Return all the data, word for word.

▸ Input rows
━━━━━━━━━━━━━━━━

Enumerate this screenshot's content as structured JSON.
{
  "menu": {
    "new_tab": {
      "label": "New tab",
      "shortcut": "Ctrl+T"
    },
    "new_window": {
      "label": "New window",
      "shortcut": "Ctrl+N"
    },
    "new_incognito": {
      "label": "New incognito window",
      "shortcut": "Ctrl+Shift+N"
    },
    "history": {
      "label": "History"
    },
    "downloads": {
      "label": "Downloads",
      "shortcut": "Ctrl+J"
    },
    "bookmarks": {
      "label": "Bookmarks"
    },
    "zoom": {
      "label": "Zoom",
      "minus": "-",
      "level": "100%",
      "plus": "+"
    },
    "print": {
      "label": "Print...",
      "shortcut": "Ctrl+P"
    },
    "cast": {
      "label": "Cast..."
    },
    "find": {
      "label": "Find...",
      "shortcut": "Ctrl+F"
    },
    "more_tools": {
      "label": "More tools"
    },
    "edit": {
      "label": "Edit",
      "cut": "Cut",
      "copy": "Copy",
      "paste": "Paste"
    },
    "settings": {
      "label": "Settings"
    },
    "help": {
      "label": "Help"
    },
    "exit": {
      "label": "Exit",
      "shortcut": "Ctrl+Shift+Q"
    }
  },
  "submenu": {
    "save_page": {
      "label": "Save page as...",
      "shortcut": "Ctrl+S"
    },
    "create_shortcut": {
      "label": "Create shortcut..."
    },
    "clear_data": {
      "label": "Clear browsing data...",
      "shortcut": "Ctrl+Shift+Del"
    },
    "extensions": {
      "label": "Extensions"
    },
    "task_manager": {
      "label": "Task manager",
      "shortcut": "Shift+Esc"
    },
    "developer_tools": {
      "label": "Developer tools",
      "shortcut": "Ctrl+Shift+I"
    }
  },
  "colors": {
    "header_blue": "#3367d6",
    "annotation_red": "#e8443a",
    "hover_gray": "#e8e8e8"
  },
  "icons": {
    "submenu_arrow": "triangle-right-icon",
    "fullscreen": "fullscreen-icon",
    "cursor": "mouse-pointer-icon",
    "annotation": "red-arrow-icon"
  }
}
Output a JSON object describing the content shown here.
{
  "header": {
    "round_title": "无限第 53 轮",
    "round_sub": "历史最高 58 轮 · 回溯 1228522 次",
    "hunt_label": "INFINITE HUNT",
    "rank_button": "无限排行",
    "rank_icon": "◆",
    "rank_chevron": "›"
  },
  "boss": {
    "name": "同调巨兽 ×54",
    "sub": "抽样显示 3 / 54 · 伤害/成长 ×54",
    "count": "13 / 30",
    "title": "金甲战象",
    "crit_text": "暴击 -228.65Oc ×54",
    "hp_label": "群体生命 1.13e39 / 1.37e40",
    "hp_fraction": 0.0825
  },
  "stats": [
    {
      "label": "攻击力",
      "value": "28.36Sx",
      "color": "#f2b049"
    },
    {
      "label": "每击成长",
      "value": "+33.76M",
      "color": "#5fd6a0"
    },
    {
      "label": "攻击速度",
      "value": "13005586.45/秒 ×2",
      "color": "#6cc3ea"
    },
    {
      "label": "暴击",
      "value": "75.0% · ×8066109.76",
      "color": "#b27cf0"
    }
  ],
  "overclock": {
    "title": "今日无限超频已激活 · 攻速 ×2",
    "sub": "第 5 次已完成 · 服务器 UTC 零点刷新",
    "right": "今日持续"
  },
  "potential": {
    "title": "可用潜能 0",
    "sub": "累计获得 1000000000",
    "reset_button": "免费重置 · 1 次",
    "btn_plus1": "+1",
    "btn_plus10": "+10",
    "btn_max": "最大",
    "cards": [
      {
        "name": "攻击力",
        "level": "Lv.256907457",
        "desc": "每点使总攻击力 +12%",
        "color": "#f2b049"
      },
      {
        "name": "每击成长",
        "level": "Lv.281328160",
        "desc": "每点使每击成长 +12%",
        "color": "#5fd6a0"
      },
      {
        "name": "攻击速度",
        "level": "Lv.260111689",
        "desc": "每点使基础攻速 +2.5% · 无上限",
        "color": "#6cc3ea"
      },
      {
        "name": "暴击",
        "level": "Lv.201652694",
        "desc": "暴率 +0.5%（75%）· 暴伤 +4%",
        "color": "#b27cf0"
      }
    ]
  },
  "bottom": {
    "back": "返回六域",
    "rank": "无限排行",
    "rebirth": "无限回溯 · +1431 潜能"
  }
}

━━━━━━━━━━━━━━━━

▸ Right answer
Enumerate this screenshot's content as structured JSON.
{
  "menu": {
    "new_tab": {
      "label": "New tab",
      "shortcut": "Ctrl+T"
    },
    "new_window": {
      "label": "New window",
      "shortcut": "Ctrl+N"
    },
    "new_incognito": {
      "label": "New incognito window",
      "shortcut": "Ctrl+Shift+N"
    },
    "history": {
      "label": "History"
    },
    "downloads": {
      "label": "Downloads",
      "shortcut": "Ctrl+J"
    },
    "bookmarks": {
      "label": "Bookmarks"
    },
    "zoom": {
      "label": "Zoom",
      "minus": "-",
      "level": "100%",
      "plus": "+"
    },
    "print": {
      "label": "Print...",
      "shortcut": "Ctrl+P"
    },
    "cast": {
      "label": "Cast..."
    },
    "find": {
      "label": "Find...",
      "shortcut": "Ctrl+F"
    },
    "more_tools": {
      "label": "More tools"
    },
    "edit": {
      "label": "Edit",
      "cut": "Cut",
      "copy": "Copy",
      "paste": "Paste"
    },
    "settings": {
      "label": "Settings"
    },
    "help": {
      "label": "Help"
    },
    "exit": {
      "label": "Exit",
      "shortcut": "Ctrl+Shift+Q"
    }
  },
  "submenu": {
    "save_page": {
      "label": "Save page as...",
      "shortcut": "Ctrl+S"
    },
    "create_shortcut": {
      "label": "Create shortcut..."
    },
    "clear_data": {
      "label": "Clear browsing data...",
      "shortcut": "Ctrl+Shift+Del"
    },
    "extensions": {
      "label": "Extensions"
    },
    "task_manager": {
      "label": "Task manager",
      "shortcut": "Shift+Esc"
    },
    "developer_tools": {
      "label": "Developer tools",
      "shortcut": "Ctrl+Shift+I"
    }
  },
  "colors": {
    "header_blue": "#3367d6",
    "annotation_red": "#e8443a",
    "hover_gray": "#e8e8e8"
  },
  "icons": {
    "submenu_arrow": "triangle-right-icon",
    "fullscreen": "fullscreen-icon",
    "cursor": "mouse-pointer-icon",
    "annotation": "red-arrow-icon"
  }
}
Output a JSON object describing the content shown here.
{
  "header": {
    "round_title": "无限第 53 轮",
    "round_sub": "历史最高 58 轮 · 回溯 1228522 次",
    "hunt_label": "INFINITE HUNT",
    "rank_button": "无限排行",
    "rank_icon": "◆",
    "rank_chevron": "›"
  },
  "boss": {
    "name": "同调巨兽 ×54",
    "sub": "抽样显示 3 / 54 · 伤害/成长 ×54",
    "count": "13 / 30",
    "title": "金甲战象",
    "crit_text": "暴击 -228.65Oc ×54",
    "hp_label": "群体生命 1.13e39 / 1.37e40",
    "hp_fraction": 0.0825
  },
  "stats": [
    {
      "label": "攻击力",
      "value": "28.36Sx",
      "color": "#f2b049"
    },
    {
      "label": "每击成长",
      "value": "+33.76M",
      "color": "#5fd6a0"
    },
    {
      "label": "攻击速度",
      "value": "13005586.45/秒 ×2",
      "color": "#6cc3ea"
    },
    {
      "label": "暴击",
      "value": "75.0% · ×8066109.76",
      "color": "#b27cf0"
    }
  ],
  "overclock": {
    "title": "今日无限超频已激活 · 攻速 ×2",
    "sub": "第 5 次已完成 · 服务器 UTC 零点刷新",
    "right": "今日持续"
  },
  "potential": {
    "title": "可用潜能 0",
    "sub": "累计获得 1000000000",
    "reset_button": "免费重置 · 1 次",
    "btn_plus1": "+1",
    "btn_plus10": "+10",
    "btn_max": "最大",
    "cards": [
      {
        "name": "攻击力",
        "level": "Lv.256907457",
        "desc": "每点使总攻击力 +12%",
        "color": "#f2b049"
      },
      {
        "name": "每击成长",
        "level": "Lv.281328160",
        "desc": "每点使每击成长 +12%",
        "color": "#5fd6a0"
      },
      {
        "name": "攻击速度",
        "level": "Lv.260111689",
        "desc": "每点使基础攻速 +2.5% · 无上限",
        "color": "#6cc3ea"
      },
      {
        "name": "暴击",
        "level": "Lv.201652694",
        "desc": "暴率 +0.5%（75%）· 暴伤 +4%",
        "color": "#b27cf0"
      }
    ]
  },
  "bottom": {
    "back": "返回六域",
    "rank": "无限排行",
    "rebirth": "无限回溯 · +1431 潜能"
  }
}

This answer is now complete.